[[ Excerpted text, beginning ]]

Wednesday, May 14, 2008

JPMorgan To Aid Elites In Oil Gouging To Decrease American's Standard Of Living

JPMorgan to start physical oil trade, eyes $200 oil
Sambit MohantyReutersWednesday, May 14, 2008
JPMorgan Chase & Co will begin trading physical oil by year-end, increasing its exposure in a market that could rise to $200 a barrel, the bank's global head of commodities said on Wednesday.
The bank plans to expand in commodities and energy trading, Blythe Masters said, despite expectations of job cuts in other areas as it prepares to take on staff from Bear Stearns at the same time it deals with turbulent financial markets.
"We will start trading in physical oil and refined products by the end of this year," she told Reuters in an interview.
JPMorgan will join a growing list of investment banks from Goldman Sachs to Barclays Capital seeking to boost profits on their big derivatives trading desks by gaining a foothold in physical markets.
The third-largest U.S. bank added 50 people to its commodities and energy trading and investment team last year and is on track to hire a similar number this year, taking the strength of the total team globally to 450, Masters said.

[[ Excerpted text, end ]]

- [Work instructions]
- A) According to the article on JPMorgan's oil trading, how many people will the bank's commodities and energy team have globally once this year's hiring is complete?
- B) Using the article on JPMorgan's oil trading, explain why investment banks such as Goldman Sachs and Barclays Capital are entering physical markets.
The listing that follows is not needed for any of the work here.

[[ Extracted records, beginning ]]

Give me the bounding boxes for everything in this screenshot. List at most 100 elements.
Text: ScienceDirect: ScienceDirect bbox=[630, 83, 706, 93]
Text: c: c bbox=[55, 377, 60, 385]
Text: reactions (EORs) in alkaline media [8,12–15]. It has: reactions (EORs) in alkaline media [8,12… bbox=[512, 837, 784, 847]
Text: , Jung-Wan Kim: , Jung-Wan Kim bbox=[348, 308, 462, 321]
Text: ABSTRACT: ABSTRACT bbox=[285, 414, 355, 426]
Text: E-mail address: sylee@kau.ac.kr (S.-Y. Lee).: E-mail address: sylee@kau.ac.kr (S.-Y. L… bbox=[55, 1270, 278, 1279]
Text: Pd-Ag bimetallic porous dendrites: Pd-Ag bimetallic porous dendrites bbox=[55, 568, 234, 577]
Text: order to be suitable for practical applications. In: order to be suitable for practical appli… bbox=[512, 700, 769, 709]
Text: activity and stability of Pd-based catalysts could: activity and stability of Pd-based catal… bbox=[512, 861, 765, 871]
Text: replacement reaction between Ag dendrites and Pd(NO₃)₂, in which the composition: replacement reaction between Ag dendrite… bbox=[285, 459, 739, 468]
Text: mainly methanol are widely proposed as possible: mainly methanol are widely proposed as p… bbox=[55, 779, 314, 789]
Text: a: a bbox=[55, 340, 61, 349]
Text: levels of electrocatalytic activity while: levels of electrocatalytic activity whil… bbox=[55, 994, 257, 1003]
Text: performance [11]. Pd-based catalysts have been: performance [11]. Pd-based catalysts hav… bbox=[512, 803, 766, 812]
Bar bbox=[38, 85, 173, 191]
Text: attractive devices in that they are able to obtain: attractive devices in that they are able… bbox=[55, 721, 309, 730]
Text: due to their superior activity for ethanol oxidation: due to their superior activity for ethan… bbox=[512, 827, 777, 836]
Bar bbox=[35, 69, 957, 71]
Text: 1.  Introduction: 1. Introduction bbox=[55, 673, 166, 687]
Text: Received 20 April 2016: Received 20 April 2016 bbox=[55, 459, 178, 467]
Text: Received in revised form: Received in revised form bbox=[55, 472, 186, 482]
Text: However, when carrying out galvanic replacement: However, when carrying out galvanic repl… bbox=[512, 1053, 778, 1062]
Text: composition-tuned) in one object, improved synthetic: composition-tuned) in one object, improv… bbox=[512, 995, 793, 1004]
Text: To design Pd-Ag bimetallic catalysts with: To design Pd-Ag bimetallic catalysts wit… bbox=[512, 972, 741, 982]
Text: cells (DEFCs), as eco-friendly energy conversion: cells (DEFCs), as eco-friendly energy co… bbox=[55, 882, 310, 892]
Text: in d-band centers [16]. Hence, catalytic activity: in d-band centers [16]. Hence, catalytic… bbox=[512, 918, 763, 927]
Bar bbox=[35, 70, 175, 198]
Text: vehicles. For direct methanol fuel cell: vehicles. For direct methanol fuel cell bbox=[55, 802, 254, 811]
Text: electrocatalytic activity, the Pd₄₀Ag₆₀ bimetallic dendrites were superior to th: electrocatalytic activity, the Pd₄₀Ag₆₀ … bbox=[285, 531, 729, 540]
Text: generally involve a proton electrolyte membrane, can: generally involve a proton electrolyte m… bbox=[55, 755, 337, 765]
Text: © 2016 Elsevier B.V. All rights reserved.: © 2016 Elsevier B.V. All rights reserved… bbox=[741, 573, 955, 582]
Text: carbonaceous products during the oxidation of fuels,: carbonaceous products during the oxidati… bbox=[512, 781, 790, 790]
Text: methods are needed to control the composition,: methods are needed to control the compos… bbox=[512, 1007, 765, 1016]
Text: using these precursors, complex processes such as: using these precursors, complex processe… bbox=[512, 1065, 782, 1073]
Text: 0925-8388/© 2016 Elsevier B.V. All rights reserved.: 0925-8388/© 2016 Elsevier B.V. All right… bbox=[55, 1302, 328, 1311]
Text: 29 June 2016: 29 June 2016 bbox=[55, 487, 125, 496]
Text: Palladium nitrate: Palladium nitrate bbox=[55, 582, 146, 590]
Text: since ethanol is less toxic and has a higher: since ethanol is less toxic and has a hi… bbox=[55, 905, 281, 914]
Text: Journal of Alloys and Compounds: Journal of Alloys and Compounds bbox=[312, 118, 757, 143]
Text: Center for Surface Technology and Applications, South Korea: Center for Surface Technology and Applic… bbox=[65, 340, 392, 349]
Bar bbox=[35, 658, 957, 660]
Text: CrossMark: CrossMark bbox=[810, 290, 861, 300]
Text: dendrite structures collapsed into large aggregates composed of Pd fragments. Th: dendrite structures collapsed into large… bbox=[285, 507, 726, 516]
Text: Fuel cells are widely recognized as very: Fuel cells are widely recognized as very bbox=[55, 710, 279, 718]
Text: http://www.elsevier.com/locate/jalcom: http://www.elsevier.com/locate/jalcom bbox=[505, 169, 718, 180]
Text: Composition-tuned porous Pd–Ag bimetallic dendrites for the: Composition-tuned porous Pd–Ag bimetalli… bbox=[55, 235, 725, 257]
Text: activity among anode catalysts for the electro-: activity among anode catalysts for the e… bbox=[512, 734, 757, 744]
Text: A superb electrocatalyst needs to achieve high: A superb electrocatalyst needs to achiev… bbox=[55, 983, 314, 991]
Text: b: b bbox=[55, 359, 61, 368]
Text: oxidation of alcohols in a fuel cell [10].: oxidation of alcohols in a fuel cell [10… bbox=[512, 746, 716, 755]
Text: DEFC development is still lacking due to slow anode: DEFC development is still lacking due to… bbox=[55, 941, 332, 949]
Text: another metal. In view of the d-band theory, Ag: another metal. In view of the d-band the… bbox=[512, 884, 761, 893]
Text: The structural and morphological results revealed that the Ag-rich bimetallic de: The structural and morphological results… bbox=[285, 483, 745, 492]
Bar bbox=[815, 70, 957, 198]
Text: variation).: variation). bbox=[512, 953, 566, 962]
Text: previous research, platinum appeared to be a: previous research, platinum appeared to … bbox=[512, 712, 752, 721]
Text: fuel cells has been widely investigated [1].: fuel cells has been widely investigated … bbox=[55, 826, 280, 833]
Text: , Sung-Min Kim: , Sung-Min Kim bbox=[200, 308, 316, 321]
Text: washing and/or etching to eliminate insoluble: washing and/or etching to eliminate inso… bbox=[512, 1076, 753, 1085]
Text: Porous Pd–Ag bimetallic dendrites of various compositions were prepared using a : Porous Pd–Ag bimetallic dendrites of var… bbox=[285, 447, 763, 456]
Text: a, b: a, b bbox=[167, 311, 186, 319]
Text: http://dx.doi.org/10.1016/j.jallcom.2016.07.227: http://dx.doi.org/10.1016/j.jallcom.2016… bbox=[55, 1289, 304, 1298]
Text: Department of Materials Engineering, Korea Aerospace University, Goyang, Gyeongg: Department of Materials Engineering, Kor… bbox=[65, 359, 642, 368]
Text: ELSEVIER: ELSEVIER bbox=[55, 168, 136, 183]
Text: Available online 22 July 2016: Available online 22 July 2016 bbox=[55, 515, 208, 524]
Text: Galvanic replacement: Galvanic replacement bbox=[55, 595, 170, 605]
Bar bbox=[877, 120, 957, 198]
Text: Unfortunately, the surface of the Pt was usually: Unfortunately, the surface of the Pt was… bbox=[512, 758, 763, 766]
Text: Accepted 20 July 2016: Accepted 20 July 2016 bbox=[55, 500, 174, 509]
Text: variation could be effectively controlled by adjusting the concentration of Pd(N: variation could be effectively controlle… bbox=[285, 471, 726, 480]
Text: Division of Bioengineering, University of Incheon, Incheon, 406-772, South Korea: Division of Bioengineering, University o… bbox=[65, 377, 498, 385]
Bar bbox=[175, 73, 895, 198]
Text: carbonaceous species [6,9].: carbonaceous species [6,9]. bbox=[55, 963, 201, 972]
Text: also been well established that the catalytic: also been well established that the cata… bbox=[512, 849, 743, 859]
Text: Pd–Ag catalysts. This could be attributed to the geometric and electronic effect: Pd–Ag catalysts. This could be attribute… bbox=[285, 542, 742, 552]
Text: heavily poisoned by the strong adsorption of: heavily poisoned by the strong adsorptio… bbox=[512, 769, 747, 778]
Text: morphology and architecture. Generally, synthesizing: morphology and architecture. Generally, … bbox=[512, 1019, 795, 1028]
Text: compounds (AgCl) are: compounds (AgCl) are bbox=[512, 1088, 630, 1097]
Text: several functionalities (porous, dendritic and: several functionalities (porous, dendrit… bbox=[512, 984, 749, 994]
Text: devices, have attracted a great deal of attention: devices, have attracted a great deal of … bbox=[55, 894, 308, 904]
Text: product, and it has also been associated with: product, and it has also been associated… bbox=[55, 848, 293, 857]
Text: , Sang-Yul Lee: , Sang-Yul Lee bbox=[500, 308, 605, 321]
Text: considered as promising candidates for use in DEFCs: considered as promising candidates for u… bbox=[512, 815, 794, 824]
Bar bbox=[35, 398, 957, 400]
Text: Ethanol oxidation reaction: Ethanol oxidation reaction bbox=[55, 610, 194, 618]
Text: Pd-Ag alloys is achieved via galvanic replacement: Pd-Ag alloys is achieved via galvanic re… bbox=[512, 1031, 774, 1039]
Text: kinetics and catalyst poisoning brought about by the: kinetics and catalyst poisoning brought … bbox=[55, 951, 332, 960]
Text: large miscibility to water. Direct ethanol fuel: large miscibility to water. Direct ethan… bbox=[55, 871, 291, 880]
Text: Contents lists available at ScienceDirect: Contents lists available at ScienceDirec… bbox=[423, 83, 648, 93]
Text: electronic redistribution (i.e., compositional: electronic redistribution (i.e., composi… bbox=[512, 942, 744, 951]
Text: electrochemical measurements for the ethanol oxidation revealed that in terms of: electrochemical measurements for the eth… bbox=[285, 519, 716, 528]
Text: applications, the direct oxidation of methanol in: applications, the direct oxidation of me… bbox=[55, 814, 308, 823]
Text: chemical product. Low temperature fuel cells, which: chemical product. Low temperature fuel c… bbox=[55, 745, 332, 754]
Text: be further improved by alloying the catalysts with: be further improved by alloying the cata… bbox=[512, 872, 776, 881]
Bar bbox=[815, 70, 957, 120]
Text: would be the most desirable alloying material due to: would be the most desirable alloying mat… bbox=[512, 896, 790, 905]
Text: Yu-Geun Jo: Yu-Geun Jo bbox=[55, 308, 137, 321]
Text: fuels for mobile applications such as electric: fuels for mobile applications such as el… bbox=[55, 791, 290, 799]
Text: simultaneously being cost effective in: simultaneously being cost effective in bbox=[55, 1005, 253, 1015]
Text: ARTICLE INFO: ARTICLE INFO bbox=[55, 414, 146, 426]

[[ Extracted records, end ]]

- [Responses per task]
- A) The team will total 450 people globally.

- B) They want to boost profits on their big derivatives trading desks. Gaining a foothold in physical markets is how they aim to do that.